TASK OBJECTIVE | Skip the pictures. Repeat everything else in the records word for word.

(Data extracted from a collection)
=====

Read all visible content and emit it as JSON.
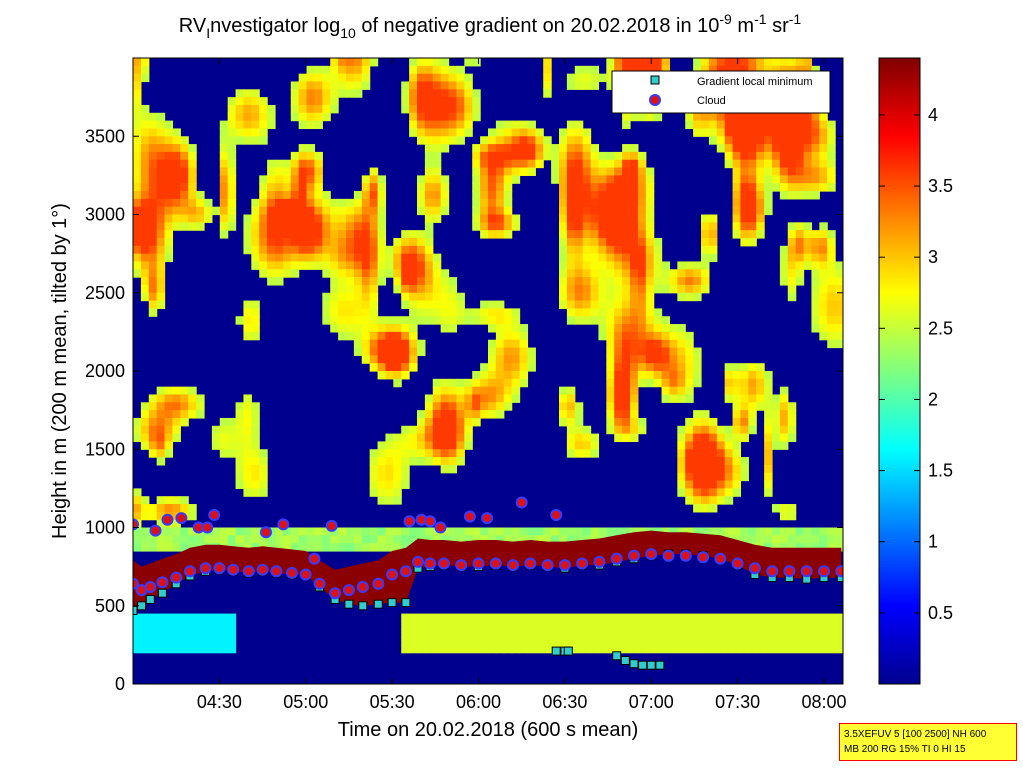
{
  "chart_data": {
    "type": "heatmap",
    "title": {
      "prefix": "RV",
      "prefix_sub": "I",
      "mid1": "nvestigator log",
      "log_sub": "10",
      "mid2": " of negative gradient on 20.02.2018 in 10",
      "exp1": "-9",
      "mid3": " m",
      "exp2": "-1",
      "mid4": " sr",
      "exp3": "-1"
    },
    "xlabel": "Time on 20.02.2018 (600 s mean)",
    "ylabel": "Height in m (200 m mean, tilted by 1°)",
    "x_ticks": [
      "04:30",
      "05:00",
      "05:30",
      "06:00",
      "06:30",
      "07:00",
      "07:30",
      "08:00"
    ],
    "x_tick_hours": [
      4.5,
      5.0,
      5.5,
      6.0,
      6.5,
      7.0,
      7.5,
      8.0
    ],
    "xlim_hours": [
      4.0,
      8.11
    ],
    "y_ticks": [
      "0",
      "500",
      "1000",
      "1500",
      "2000",
      "2500",
      "3000",
      "3500"
    ],
    "y_tick_values": [
      0,
      500,
      1000,
      1500,
      2000,
      2500,
      3000,
      3500
    ],
    "ylim": [
      0,
      4000
    ],
    "colorbar": {
      "ticks": [
        "0.5",
        "1",
        "1.5",
        "2",
        "2.5",
        "3",
        "3.5",
        "4"
      ],
      "tick_values": [
        0.5,
        1,
        1.5,
        2,
        2.5,
        3,
        3.5,
        4
      ],
      "range": [
        0,
        4.4
      ],
      "colormap": "jet"
    },
    "legend": {
      "placement": "top-right",
      "entries": [
        "Gradient local minimum",
        "Cloud"
      ],
      "colors": [
        "#33cccc",
        "#dd1111"
      ]
    },
    "series": [
      {
        "name": "Gradient local minimum",
        "x_hours": [
          4.0,
          4.05,
          4.1,
          4.17,
          4.25,
          4.33,
          4.42,
          4.5,
          4.58,
          4.67,
          4.75,
          4.83,
          4.92,
          5.0,
          5.08,
          5.17,
          5.25,
          5.33,
          5.42,
          5.5,
          5.58,
          5.65,
          5.72,
          5.8,
          5.9,
          6.0,
          6.1,
          6.2,
          6.3,
          6.4,
          6.5,
          6.6,
          6.7,
          6.8,
          6.9,
          7.0,
          7.1,
          7.2,
          7.3,
          7.4,
          7.5,
          7.6,
          7.7,
          7.8,
          7.9,
          8.0,
          8.1
        ],
        "heights": [
          470,
          500,
          540,
          580,
          640,
          690,
          720,
          730,
          720,
          710,
          720,
          710,
          700,
          700,
          620,
          540,
          510,
          500,
          510,
          520,
          520,
          740,
          750,
          760,
          750,
          750,
          760,
          750,
          760,
          750,
          740,
          760,
          760,
          780,
          800,
          820,
          830,
          830,
          820,
          800,
          760,
          700,
          680,
          680,
          670,
          680,
          680
        ]
      },
      {
        "name": "Cloud",
        "x_hours": [
          4.0,
          4.05,
          4.1,
          4.17,
          4.25,
          4.33,
          4.42,
          4.5,
          4.58,
          4.67,
          4.75,
          4.83,
          4.92,
          5.0,
          5.08,
          5.17,
          5.25,
          5.33,
          5.42,
          5.5,
          5.58,
          5.65,
          5.72,
          5.8,
          5.9,
          6.0,
          6.1,
          6.2,
          6.3,
          6.4,
          6.5,
          6.6,
          6.7,
          6.8,
          6.9,
          7.0,
          7.1,
          7.2,
          7.3,
          7.4,
          7.5,
          7.6,
          7.7,
          7.8,
          7.9,
          8.0,
          8.1
        ],
        "heights": [
          640,
          600,
          620,
          650,
          680,
          720,
          740,
          740,
          730,
          720,
          730,
          720,
          710,
          700,
          640,
          580,
          600,
          620,
          640,
          700,
          720,
          780,
          770,
          770,
          760,
          770,
          770,
          760,
          770,
          760,
          760,
          770,
          780,
          800,
          820,
          830,
          820,
          820,
          810,
          800,
          770,
          740,
          720,
          720,
          720,
          720,
          720
        ]
      },
      {
        "name": "Cloud (upper)",
        "x_hours": [
          4.0,
          4.13,
          4.2,
          4.28,
          4.38,
          4.43,
          4.47,
          4.77,
          4.87,
          5.05,
          5.15,
          5.6,
          5.67,
          5.72,
          5.78,
          5.95,
          6.05,
          6.25,
          6.45
        ],
        "heights": [
          1020,
          980,
          1050,
          1060,
          1000,
          1000,
          1080,
          970,
          1020,
          800,
          1010,
          1040,
          1050,
          1040,
          1000,
          1070,
          1060,
          1160,
          1080
        ]
      },
      {
        "name": "Gradient local minimum (lower)",
        "x_hours": [
          6.45,
          6.5,
          6.52,
          6.8,
          6.85,
          6.9,
          6.95,
          7.0,
          7.05
        ],
        "heights": [
          210,
          210,
          210,
          180,
          150,
          130,
          120,
          120,
          120
        ]
      }
    ]
  },
  "info_box": {
    "line1": "3.5XEFUV 5 [100 2500] NH 600",
    "line2": "MB 200 RG 15% TI 0 HI 15",
    "border_color": "#ff0000",
    "background_color": "#ffff33"
  }
}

=====

TASK SOLUTION |
Read all visible content and emit it as JSON.
{
  "chart_data": {
    "type": "heatmap",
    "title": {
      "prefix": "RV",
      "prefix_sub": "I",
      "mid1": "nvestigator log",
      "log_sub": "10",
      "mid2": " of negative gradient on 20.02.2018 in 10",
      "exp1": "-9",
      "mid3": " m",
      "exp2": "-1",
      "mid4": " sr",
      "exp3": "-1"
    },
    "xlabel": "Time on 20.02.2018 (600 s mean)",
    "ylabel": "Height in m (200 m mean, tilted by 1°)",
    "x_ticks": [
      "04:30",
      "05:00",
      "05:30",
      "06:00",
      "06:30",
      "07:00",
      "07:30",
      "08:00"
    ],
    "x_tick_hours": [
      4.5,
      5.0,
      5.5,
      6.0,
      6.5,
      7.0,
      7.5,
      8.0
    ],
    "xlim_hours": [
      4.0,
      8.11
    ],
    "y_ticks": [
      "0",
      "500",
      "1000",
      "1500",
      "2000",
      "2500",
      "3000",
      "3500"
    ],
    "y_tick_values": [
      0,
      500,
      1000,
      1500,
      2000,
      2500,
      3000,
      3500
    ],
    "ylim": [
      0,
      4000
    ],
    "colorbar": {
      "ticks": [
        "0.5",
        "1",
        "1.5",
        "2",
        "2.5",
        "3",
        "3.5",
        "4"
      ],
      "tick_values": [
        0.5,
        1,
        1.5,
        2,
        2.5,
        3,
        3.5,
        4
      ],
      "range": [
        0,
        4.4
      ],
      "colormap": "jet"
    },
    "legend": {
      "placement": "top-right",
      "entries": [
        "Gradient local minimum",
        "Cloud"
      ],
      "colors": [
        "#33cccc",
        "#dd1111"
      ]
    },
    "series": [
      {
        "name": "Gradient local minimum",
        "x_hours": [
          4.0,
          4.05,
          4.1,
          4.17,
          4.25,
          4.33,
          4.42,
          4.5,
          4.58,
          4.67,
          4.75,
          4.83,
          4.92,
          5.0,
          5.08,
          5.17,
          5.25,
          5.33,
          5.42,
          5.5,
          5.58,
          5.65,
          5.72,
          5.8,
          5.9,
          6.0,
          6.1,
          6.2,
          6.3,
          6.4,
          6.5,
          6.6,
          6.7,
          6.8,
          6.9,
          7.0,
          7.1,
          7.2,
          7.3,
          7.4,
          7.5,
          7.6,
          7.7,
          7.8,
          7.9,
          8.0,
          8.1
        ],
        "heights": [
          470,
          500,
          540,
          580,
          640,
          690,
          720,
          730,
          720,
          710,
          720,
          710,
          700,
          700,
          620,
          540,
          510,
          500,
          510,
          520,
          520,
          740,
          750,
          760,
          750,
          750,
          760,
          750,
          760,
          750,
          740,
          760,
          760,
          780,
          800,
          820,
          830,
          830,
          820,
          800,
          760,
          700,
          680,
          680,
          670,
          680,
          680
        ]
      },
      {
        "name": "Cloud",
        "x_hours": [
          4.0,
          4.05,
          4.1,
          4.17,
          4.25,
          4.33,
          4.42,
          4.5,
          4.58,
          4.67,
          4.75,
          4.83,
          4.92,
          5.0,
          5.08,
          5.17,
          5.25,
          5.33,
          5.42,
          5.5,
          5.58,
          5.65,
          5.72,
          5.8,
          5.9,
          6.0,
          6.1,
          6.2,
          6.3,
          6.4,
          6.5,
          6.6,
          6.7,
          6.8,
          6.9,
          7.0,
          7.1,
          7.2,
          7.3,
          7.4,
          7.5,
          7.6,
          7.7,
          7.8,
          7.9,
          8.0,
          8.1
        ],
        "heights": [
          640,
          600,
          620,
          650,
          680,
          720,
          740,
          740,
          730,
          720,
          730,
          720,
          710,
          700,
          640,
          580,
          600,
          620,
          640,
          700,
          720,
          780,
          770,
          770,
          760,
          770,
          770,
          760,
          770,
          760,
          760,
          770,
          780,
          800,
          820,
          830,
          820,
          820,
          810,
          800,
          770,
          740,
          720,
          720,
          720,
          720,
          720
        ]
      },
      {
        "name": "Cloud (upper)",
        "x_hours": [
          4.0,
          4.13,
          4.2,
          4.28,
          4.38,
          4.43,
          4.47,
          4.77,
          4.87,
          5.05,
          5.15,
          5.6,
          5.67,
          5.72,
          5.78,
          5.95,
          6.05,
          6.25,
          6.45
        ],
        "heights": [
          1020,
          980,
          1050,
          1060,
          1000,
          1000,
          1080,
          970,
          1020,
          800,
          1010,
          1040,
          1050,
          1040,
          1000,
          1070,
          1060,
          1160,
          1080
        ]
      },
      {
        "name": "Gradient local minimum (lower)",
        "x_hours": [
          6.45,
          6.5,
          6.52,
          6.8,
          6.85,
          6.9,
          6.95,
          7.0,
          7.05
        ],
        "heights": [
          210,
          210,
          210,
          180,
          150,
          130,
          120,
          120,
          120
        ]
      }
    ]
  },
  "info_box": {
    "line1": "3.5XEFUV 5 [100 2500] NH 600",
    "line2": "MB 200 RG 15% TI 0 HI 15",
    "border_color": "#ff0000",
    "background_color": "#ffff33"
  }
}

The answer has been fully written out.